**Set problem**
Return all the data below as it stands, minus the pictures.

**Records supplied**
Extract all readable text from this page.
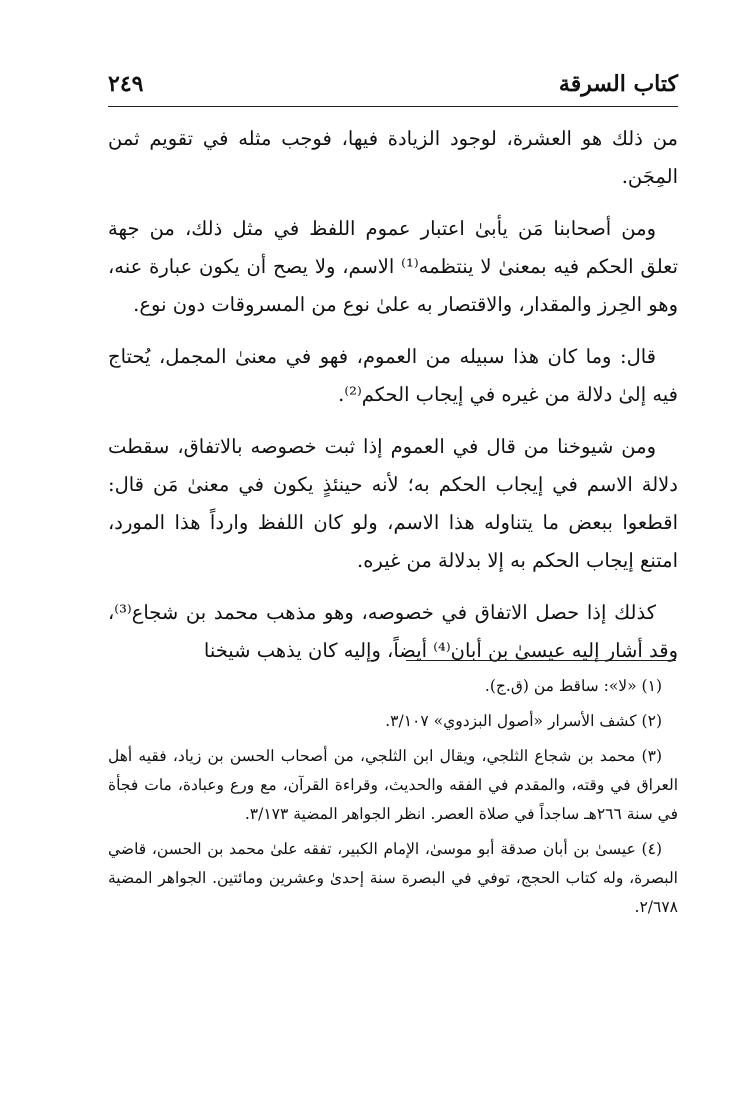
كتاب السرقة
٢٤٩

من ذلك هو العشرة، لوجود الزيادة فيها، فوجب مثله في تقويم ثمن المِجَن.

ومن أصحابنا مَن يأبىٰ اعتبار عموم اللفظ في مثل ذلك، من جهة تعلق الحكم فيه بمعنىٰ لا ينتظمه⁽¹⁾ الاسم، ولا يصح أن يكون عبارة عنه، وهو الحِرز والمقدار، والاقتصار به علىٰ نوع من المسروقات دون نوع.

قال: وما كان هذا سبيله من العموم، فهو في معنىٰ المجمل، يُحتاج فيه إلىٰ دلالة من غيره في إيجاب الحكم⁽²⁾.

ومن شيوخنا من قال في العموم إذا ثبت خصوصه بالاتفاق، سقطت دلالة الاسم في إيجاب الحكم به؛ لأنه حينئذٍ يكون في معنىٰ مَن قال: اقطعوا ببعض ما يتناوله هذا الاسم، ولو كان اللفظ وارداً هذا المورد، امتنع إيجاب الحكم به إلا بدلالة من غيره.

كذلك إذا حصل الاتفاق في خصوصه، وهو مذهب محمد بن شجاع⁽³⁾، وقد أشار إليه عيسىٰ بن أبان⁽⁴⁾ أيضاً، وإليه كان يذهب شيخنا

(١) «لا»: ساقط من (ق.ج).

(٢) كشف الأسرار «أصول البزدوي» ٣/١٠٧.

(٣) محمد بن شجاع الثلجي، ويقال ابن الثلجي، من أصحاب الحسن بن زياد، فقيه أهل العراق في وقته، والمقدم في الفقه والحديث، وقراءة القرآن، مع ورع وعبادة، مات فجأة في سنة ٢٦٦هـ ساجداً في صلاة العصر. انظر الجواهر المضية ٣/١٧٣.

(٤) عيسىٰ بن أبان صدقة أبو موسىٰ، الإمام الكبير، تفقه علىٰ محمد بن الحسن، قاضي البصرة، وله كتاب الحجج، توفي في البصرة سنة إحدىٰ وعشرين ومائتين. الجواهر المضية ٢/٦٧٨.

**Solved problem**
Extract all readable text from this page.
كتاب السرقة
٢٤٩

من ذلك هو العشرة، لوجود الزيادة فيها، فوجب مثله في تقويم ثمن المِجَن.

ومن أصحابنا مَن يأبىٰ اعتبار عموم اللفظ في مثل ذلك، من جهة تعلق الحكم فيه بمعنىٰ لا ينتظمه⁽¹⁾ الاسم، ولا يصح أن يكون عبارة عنه، وهو الحِرز والمقدار، والاقتصار به علىٰ نوع من المسروقات دون نوع.

قال: وما كان هذا سبيله من العموم، فهو في معنىٰ المجمل، يُحتاج فيه إلىٰ دلالة من غيره في إيجاب الحكم⁽²⁾.

ومن شيوخنا من قال في العموم إذا ثبت خصوصه بالاتفاق، سقطت دلالة الاسم في إيجاب الحكم به؛ لأنه حينئذٍ يكون في معنىٰ مَن قال: اقطعوا ببعض ما يتناوله هذا الاسم، ولو كان اللفظ وارداً هذا المورد، امتنع إيجاب الحكم به إلا بدلالة من غيره.

كذلك إذا حصل الاتفاق في خصوصه، وهو مذهب محمد بن شجاع⁽³⁾، وقد أشار إليه عيسىٰ بن أبان⁽⁴⁾ أيضاً، وإليه كان يذهب شيخنا

(١) «لا»: ساقط من (ق.ج).

(٢) كشف الأسرار «أصول البزدوي» ٣/١٠٧.

(٣) محمد بن شجاع الثلجي، ويقال ابن الثلجي، من أصحاب الحسن بن زياد، فقيه أهل العراق في وقته، والمقدم في الفقه والحديث، وقراءة القرآن، مع ورع وعبادة، مات فجأة في سنة ٢٦٦هـ ساجداً في صلاة العصر. انظر الجواهر المضية ٣/١٧٣.

(٤) عيسىٰ بن أبان صدقة أبو موسىٰ، الإمام الكبير، تفقه علىٰ محمد بن الحسن، قاضي البصرة، وله كتاب الحجج، توفي في البصرة سنة إحدىٰ وعشرين ومائتين. الجواهر المضية ٢/٦٧٨.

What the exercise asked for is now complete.